- Data excerpts:

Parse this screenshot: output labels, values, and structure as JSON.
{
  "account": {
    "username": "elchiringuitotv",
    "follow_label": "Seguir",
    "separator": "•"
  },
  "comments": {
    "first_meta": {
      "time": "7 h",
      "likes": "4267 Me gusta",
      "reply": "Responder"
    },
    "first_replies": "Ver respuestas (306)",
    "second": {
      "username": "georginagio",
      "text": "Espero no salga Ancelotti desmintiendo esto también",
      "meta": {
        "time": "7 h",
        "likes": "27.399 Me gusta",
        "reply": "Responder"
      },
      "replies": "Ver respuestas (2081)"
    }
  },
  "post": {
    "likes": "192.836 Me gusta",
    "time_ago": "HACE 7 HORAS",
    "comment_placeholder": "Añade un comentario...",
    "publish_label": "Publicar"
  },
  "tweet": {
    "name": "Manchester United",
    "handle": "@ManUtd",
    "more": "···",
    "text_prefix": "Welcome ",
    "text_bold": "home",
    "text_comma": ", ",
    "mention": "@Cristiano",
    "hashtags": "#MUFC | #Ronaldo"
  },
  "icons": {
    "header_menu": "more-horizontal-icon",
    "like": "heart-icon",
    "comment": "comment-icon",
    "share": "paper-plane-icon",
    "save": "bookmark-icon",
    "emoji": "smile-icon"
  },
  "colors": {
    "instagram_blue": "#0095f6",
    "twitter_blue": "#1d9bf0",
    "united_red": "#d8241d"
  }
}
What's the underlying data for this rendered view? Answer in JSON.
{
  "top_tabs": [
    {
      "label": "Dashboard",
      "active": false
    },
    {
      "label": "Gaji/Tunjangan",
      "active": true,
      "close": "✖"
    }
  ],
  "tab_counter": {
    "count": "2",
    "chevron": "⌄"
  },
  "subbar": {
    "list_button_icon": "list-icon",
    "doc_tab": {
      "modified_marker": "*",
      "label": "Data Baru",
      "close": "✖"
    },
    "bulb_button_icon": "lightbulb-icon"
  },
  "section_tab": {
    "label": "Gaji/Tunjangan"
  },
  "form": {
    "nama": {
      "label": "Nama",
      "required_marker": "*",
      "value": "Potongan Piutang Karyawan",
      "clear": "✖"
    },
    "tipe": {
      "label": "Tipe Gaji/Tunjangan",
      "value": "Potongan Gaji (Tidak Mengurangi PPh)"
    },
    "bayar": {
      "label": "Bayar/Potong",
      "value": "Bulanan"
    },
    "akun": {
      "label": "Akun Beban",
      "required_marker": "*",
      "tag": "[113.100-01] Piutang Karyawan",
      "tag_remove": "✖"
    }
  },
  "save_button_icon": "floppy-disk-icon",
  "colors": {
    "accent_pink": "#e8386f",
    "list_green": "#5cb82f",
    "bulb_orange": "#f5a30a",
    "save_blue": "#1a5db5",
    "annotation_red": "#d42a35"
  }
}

- Exercise task: Copy out all of the records shown above exactly.

- Complete response:
Parse this screenshot: output labels, values, and structure as JSON.
{
  "account": {
    "username": "elchiringuitotv",
    "follow_label": "Seguir",
    "separator": "•"
  },
  "comments": {
    "first_meta": {
      "time": "7 h",
      "likes": "4267 Me gusta",
      "reply": "Responder"
    },
    "first_replies": "Ver respuestas (306)",
    "second": {
      "username": "georginagio",
      "text": "Espero no salga Ancelotti desmintiendo esto también",
      "meta": {
        "time": "7 h",
        "likes": "27.399 Me gusta",
        "reply": "Responder"
      },
      "replies": "Ver respuestas (2081)"
    }
  },
  "post": {
    "likes": "192.836 Me gusta",
    "time_ago": "HACE 7 HORAS",
    "comment_placeholder": "Añade un comentario...",
    "publish_label": "Publicar"
  },
  "tweet": {
    "name": "Manchester United",
    "handle": "@ManUtd",
    "more": "···",
    "text_prefix": "Welcome ",
    "text_bold": "home",
    "text_comma": ", ",
    "mention": "@Cristiano",
    "hashtags": "#MUFC | #Ronaldo"
  },
  "icons": {
    "header_menu": "more-horizontal-icon",
    "like": "heart-icon",
    "comment": "comment-icon",
    "share": "paper-plane-icon",
    "save": "bookmark-icon",
    "emoji": "smile-icon"
  },
  "colors": {
    "instagram_blue": "#0095f6",
    "twitter_blue": "#1d9bf0",
    "united_red": "#d8241d"
  }
}
What's the underlying data for this rendered view? Answer in JSON.
{
  "top_tabs": [
    {
      "label": "Dashboard",
      "active": false
    },
    {
      "label": "Gaji/Tunjangan",
      "active": true,
      "close": "✖"
    }
  ],
  "tab_counter": {
    "count": "2",
    "chevron": "⌄"
  },
  "subbar": {
    "list_button_icon": "list-icon",
    "doc_tab": {
      "modified_marker": "*",
      "label": "Data Baru",
      "close": "✖"
    },
    "bulb_button_icon": "lightbulb-icon"
  },
  "section_tab": {
    "label": "Gaji/Tunjangan"
  },
  "form": {
    "nama": {
      "label": "Nama",
      "required_marker": "*",
      "value": "Potongan Piutang Karyawan",
      "clear": "✖"
    },
    "tipe": {
      "label": "Tipe Gaji/Tunjangan",
      "value": "Potongan Gaji (Tidak Mengurangi PPh)"
    },
    "bayar": {
      "label": "Bayar/Potong",
      "value": "Bulanan"
    },
    "akun": {
      "label": "Akun Beban",
      "required_marker": "*",
      "tag": "[113.100-01] Piutang Karyawan",
      "tag_remove": "✖"
    }
  },
  "save_button_icon": "floppy-disk-icon",
  "colors": {
    "accent_pink": "#e8386f",
    "list_green": "#5cb82f",
    "bulb_orange": "#f5a30a",
    "save_blue": "#1a5db5",
    "annotation_red": "#d42a35"
  }
}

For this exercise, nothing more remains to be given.